[Stored data]
%%
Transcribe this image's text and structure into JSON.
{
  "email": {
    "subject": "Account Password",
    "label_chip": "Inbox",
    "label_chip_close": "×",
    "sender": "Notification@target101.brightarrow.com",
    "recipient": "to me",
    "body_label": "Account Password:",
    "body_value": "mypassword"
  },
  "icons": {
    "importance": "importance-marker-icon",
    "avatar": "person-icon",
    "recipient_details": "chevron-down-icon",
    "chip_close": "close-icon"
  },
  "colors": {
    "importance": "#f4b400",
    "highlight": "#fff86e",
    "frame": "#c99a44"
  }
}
%%
* TO BE DONE *
For this exercise, gather every line of the data that contains the word "importance".

* EXERCISE SOLUTION *
    "importance": "importance-marker-icon",
    "importance": "#f4b400",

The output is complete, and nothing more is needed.